SELECTED PASSAGE >>
Assuming (1) and (2) are the correct solutions here, what are the right mechanisms to bring them into the format? A couple ideas:

MarkCallow commented 4 years ago

How would general-purpose texture-swizzling solve the occlusion/rough/metal case? In current compressed textures you can only have 2 independent channels: the RGB channel & alpha.

lexaknyazev commented 4 years ago

@donmccurdy Possible channel mappings from Basis to GPU formats https://github.com/KhronosGroup/KTX-Specification/issues/100#issuecomment-538029332

donmccurdy commented 4 years ago

@MarkCallow the format already allows occlusion to be separated from rough/metal, but even when they're separated rough/metal still points to the GB channels in the spec, the R channel isn't used. A texture swizzle extension would allow rough/metal to be read from different channels.

zeux commented 4 years ago

General-purpose swizzling doesn’t fully solve normal map storage - shader code is necessary to reconstruct the third component.

Two-component normal storage would be very welcome otherwise - high quality normal storage requires two separately compressed components, and games have been using DXT5 and, later, two-channel BC5, for >10 years now to solve this. However we should be careful wrt specification. On desktop the only widely supported format on the web that is suitable for high quality normals is DXT5 (BC3) but it requires storing one channel in G and one channel in A. If transcoding uses BC5 instead the mapping is RG. Not sure what the expected implementation strategy looks like.

How severe is the roughness-occlusion-metallic issue? Metallic is often binary and transition regions commonly have specular fringing due to interpolation even on uncompressed data. I have not tried to use BasisU extensively so don’t have a good intuition - would be good to have examples (uncompressed RGB, DXT1, BasisU transcoded DXT1).

lexaknyazev commented 4 years ago

I think the implementation strategy for the web is:

Basis Universal can be transcoded to all these formats.

Metallic-Roughness question came from customers who (at some point) had to use PNG over JPEG because of perceived artifacts. Basis Universal codec is not optimized for encoding three uncorrelated channels in the same image, so we might need to be proactive here.

donmccurdy commented 4 years ago

General-purpose swizzling doesn’t fully solve normal map storage...

Agreed, it only solves the occlusion/rough/metal problem.

How severe is the roughness-occlusion-metallic issue?

Good question – I don't know. It's been reported to us but I do think we should try to quantify it a little, maybe with something like https://googlewebcomponents.github.io/model-viewer/test/fidelity/results-viewer.html, before doing anything too elaborate to avoid it.

zeux commented 4 years ago

I think the implementation strategy for the web is:

Right, but then do you have to generate permutations for all shaders that need to read this data because you don't know the component mapping, and WebGL doesn't support general swizzles? General swizzles could be simulated with dot products I suppose, e.g. sample = textureFetch(), r = dot(sample, controlVector1), g = dot(sample, ControlVector2).

PROBLEMS TO WORK ON >>
1 > Condense the paragraph of the texture thread that begins "Two-component normal storage would be very welcome otherwise" into a short bulleted list that keeps its main facts.
2 > Please carry the texture thread on from its final comment.

[Records collected for a dataset]
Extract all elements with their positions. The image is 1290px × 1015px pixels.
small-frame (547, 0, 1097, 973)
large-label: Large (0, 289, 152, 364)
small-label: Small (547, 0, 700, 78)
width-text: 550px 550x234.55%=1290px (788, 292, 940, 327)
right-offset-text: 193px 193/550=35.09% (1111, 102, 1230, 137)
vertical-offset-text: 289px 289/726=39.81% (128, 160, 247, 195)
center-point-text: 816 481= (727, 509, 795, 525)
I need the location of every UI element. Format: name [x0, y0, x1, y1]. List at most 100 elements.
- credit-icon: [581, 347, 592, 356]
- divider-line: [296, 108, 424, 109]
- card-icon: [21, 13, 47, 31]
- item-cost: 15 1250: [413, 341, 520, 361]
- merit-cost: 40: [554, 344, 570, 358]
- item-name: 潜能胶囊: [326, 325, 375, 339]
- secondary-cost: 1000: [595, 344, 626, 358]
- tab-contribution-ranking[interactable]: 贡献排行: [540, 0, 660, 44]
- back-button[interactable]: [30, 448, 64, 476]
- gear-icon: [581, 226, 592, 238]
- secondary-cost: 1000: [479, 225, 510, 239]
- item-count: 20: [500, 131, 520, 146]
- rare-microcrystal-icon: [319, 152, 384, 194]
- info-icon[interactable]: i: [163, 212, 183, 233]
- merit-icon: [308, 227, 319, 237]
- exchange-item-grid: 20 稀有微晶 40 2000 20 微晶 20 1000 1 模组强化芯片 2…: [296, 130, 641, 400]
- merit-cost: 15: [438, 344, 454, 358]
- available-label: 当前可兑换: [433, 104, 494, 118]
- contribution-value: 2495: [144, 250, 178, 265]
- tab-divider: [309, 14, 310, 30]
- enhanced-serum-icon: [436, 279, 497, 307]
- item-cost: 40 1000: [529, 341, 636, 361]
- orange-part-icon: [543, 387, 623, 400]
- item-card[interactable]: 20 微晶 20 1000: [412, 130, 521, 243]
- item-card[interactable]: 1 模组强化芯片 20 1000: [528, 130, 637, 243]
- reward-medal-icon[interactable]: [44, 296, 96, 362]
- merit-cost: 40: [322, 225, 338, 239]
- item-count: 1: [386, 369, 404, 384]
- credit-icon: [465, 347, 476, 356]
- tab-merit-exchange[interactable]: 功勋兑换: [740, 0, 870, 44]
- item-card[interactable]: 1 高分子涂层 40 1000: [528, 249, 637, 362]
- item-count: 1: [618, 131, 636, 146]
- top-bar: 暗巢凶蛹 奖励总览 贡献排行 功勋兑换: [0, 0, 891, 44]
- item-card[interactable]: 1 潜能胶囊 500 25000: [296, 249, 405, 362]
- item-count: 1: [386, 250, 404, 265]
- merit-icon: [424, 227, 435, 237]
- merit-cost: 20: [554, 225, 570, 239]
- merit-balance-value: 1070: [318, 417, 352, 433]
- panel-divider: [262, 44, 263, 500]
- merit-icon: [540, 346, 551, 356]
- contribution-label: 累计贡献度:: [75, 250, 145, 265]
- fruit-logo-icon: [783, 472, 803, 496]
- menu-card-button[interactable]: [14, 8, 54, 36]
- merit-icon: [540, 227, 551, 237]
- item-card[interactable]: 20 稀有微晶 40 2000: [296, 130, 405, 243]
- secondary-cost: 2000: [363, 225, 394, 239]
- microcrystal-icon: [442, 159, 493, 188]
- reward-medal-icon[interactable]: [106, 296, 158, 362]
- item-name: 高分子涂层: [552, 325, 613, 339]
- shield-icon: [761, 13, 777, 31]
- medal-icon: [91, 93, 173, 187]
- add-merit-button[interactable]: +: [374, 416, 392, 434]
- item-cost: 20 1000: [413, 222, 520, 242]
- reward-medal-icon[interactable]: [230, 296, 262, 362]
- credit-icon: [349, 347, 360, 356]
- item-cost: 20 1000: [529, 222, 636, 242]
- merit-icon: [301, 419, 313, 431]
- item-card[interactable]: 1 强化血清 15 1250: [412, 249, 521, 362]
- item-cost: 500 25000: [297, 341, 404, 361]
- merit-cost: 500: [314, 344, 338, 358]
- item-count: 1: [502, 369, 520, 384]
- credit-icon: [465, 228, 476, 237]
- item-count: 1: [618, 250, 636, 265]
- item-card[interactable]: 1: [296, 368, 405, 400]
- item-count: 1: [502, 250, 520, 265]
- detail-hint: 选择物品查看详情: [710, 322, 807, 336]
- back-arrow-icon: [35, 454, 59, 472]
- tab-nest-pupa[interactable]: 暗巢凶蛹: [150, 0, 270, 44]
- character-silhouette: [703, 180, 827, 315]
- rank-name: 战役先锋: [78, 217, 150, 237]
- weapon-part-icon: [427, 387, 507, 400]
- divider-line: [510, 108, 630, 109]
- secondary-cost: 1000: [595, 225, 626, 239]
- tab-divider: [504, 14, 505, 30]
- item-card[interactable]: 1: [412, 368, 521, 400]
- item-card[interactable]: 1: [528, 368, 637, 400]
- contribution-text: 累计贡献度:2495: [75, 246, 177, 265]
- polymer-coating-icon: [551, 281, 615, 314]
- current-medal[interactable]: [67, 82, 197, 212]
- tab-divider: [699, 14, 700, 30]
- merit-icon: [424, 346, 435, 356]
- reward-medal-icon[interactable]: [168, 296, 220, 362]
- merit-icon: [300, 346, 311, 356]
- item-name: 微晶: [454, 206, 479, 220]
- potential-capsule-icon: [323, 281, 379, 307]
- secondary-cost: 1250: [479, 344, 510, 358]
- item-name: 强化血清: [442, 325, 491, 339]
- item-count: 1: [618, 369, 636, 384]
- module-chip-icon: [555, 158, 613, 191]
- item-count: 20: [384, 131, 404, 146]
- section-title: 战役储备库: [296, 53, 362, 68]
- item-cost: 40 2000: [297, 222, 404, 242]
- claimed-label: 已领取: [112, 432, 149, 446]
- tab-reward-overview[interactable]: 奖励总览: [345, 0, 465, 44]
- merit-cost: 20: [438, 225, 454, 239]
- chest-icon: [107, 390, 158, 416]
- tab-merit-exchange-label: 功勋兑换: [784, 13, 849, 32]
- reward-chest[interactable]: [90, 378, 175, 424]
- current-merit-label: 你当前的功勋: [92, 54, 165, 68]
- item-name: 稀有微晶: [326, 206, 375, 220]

ANSWERS FOR THIS EXERCISE >>
1 >
- Two-component normal storage would be very welcome, because high-quality normals need two separately compressed components.
- Games have handled this for over 10 years with DXT5 and, later, two-channel BC5.
- The specification needs care: on desktop, DXT5 (BC3) is the only widely supported web format suited to high-quality normals, and it stores one channel in G and one in A.
- If transcoding uses BC5 instead, the mapping is RG.
- The expected implementation strategy is still unclear.

2 >
FWIW when I said that the only widely suported format on web/desktop is DXT5 (BC3) I meant that even though theoretically an extension is available, in practice Chrome doesn't implement it and neither does Edge (not sure about Firefox/Safari).

lexaknyazev commented 4 years ago

permutations for all shaders

Well, that depends. EAC RG11 and BC5 are sampled from red and green; BC3 (DXT5) would use red and alpha. In my opinion, the former should be the default.

BC4 and BC5 formats are mandatory on all D3D10 and newer class hardware, so they should be widely available on desktops. The corresponding WebGL extension is available today in Firefox when using OpenGL. Hopefully, ANGLE will expose it soon as well. This would unlock Chromium-based browsers including Edge Insider.

ETC2/EAC formats are available today in Chrome and Firefox on Android with capable (ES 3.0+) hardware.

Safari will catch up someday...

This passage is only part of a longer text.